● **Work to do**:
Output the line containing "Transcribe this image's" and all subsequent lines of the listing below, copied exactly, with no other lines.
━━━━━ Provided records ━━━━━
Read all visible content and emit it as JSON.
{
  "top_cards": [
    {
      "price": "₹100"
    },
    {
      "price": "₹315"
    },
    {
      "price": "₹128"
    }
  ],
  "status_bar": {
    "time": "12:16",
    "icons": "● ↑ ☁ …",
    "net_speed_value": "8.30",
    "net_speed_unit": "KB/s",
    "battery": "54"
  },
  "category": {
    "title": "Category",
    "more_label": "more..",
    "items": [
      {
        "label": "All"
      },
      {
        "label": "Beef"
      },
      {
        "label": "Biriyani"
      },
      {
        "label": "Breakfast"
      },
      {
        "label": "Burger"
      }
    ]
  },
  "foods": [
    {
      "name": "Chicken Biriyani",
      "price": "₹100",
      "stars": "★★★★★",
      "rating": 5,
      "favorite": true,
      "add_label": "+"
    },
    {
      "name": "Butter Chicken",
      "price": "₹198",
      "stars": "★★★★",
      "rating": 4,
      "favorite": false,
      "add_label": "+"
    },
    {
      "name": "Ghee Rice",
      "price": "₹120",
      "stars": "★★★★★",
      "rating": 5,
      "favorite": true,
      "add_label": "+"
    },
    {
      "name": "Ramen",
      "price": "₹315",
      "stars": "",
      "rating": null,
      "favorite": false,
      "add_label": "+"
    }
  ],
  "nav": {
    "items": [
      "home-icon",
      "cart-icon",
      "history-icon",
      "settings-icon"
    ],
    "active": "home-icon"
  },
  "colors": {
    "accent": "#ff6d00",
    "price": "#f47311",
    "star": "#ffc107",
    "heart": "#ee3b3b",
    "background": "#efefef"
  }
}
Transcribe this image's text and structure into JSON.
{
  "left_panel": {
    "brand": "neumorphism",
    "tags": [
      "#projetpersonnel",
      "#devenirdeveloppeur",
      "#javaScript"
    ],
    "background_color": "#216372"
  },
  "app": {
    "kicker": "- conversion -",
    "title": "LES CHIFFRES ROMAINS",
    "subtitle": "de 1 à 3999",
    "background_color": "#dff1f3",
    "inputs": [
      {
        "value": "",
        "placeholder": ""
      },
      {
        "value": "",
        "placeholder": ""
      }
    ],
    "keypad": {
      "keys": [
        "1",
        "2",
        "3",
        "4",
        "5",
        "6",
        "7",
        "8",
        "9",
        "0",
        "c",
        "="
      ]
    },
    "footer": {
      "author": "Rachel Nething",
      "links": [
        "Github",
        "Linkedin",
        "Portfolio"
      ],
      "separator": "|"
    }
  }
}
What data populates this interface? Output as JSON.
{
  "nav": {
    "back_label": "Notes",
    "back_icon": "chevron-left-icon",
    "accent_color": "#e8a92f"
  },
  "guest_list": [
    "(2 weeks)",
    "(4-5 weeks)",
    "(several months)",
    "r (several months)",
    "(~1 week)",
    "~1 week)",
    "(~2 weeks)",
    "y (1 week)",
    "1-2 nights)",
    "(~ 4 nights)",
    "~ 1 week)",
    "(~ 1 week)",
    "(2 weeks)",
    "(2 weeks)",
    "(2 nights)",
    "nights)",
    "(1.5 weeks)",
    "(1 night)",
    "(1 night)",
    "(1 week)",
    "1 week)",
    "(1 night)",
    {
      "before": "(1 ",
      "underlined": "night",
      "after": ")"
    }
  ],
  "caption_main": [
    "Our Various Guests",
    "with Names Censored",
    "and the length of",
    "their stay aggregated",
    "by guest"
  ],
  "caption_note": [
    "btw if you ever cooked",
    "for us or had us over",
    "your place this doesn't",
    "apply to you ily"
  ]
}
━━━━━
● **The answer**:
Transcribe this image's text and structure into JSON.
{
  "left_panel": {
    "brand": "neumorphism",
    "tags": [
      "#projetpersonnel",
      "#devenirdeveloppeur",
      "#javaScript"
    ],
    "background_color": "#216372"
  },
  "app": {
    "kicker": "- conversion -",
    "title": "LES CHIFFRES ROMAINS",
    "subtitle": "de 1 à 3999",
    "background_color": "#dff1f3",
    "inputs": [
      {
        "value": "",
        "placeholder": ""
      },
      {
        "value": "",
        "placeholder": ""
      }
    ],
    "keypad": {
      "keys": [
        "1",
        "2",
        "3",
        "4",
        "5",
        "6",
        "7",
        "8",
        "9",
        "0",
        "c",
        "="
      ]
    },
    "footer": {
      "author": "Rachel Nething",
      "links": [
        "Github",
        "Linkedin",
        "Portfolio"
      ],
      "separator": "|"
    }
  }
}
What data populates this interface? Output as JSON.
{
  "nav": {
    "back_label": "Notes",
    "back_icon": "chevron-left-icon",
    "accent_color": "#e8a92f"
  },
  "guest_list": [
    "(2 weeks)",
    "(4-5 weeks)",
    "(several months)",
    "r (several months)",
    "(~1 week)",
    "~1 week)",
    "(~2 weeks)",
    "y (1 week)",
    "1-2 nights)",
    "(~ 4 nights)",
    "~ 1 week)",
    "(~ 1 week)",
    "(2 weeks)",
    "(2 weeks)",
    "(2 nights)",
    "nights)",
    "(1.5 weeks)",
    "(1 night)",
    "(1 night)",
    "(1 week)",
    "1 week)",
    "(1 night)",
    {
      "before": "(1 ",
      "underlined": "night",
      "after": ")"
    }
  ],
  "caption_main": [
    "Our Various Guests",
    "with Names Censored",
    "and the length of",
    "their stay aggregated",
    "by guest"
  ],
  "caption_note": [
    "btw if you ever cooked",
    "for us or had us over",
    "your place this doesn't",
    "apply to you ily"
  ]
}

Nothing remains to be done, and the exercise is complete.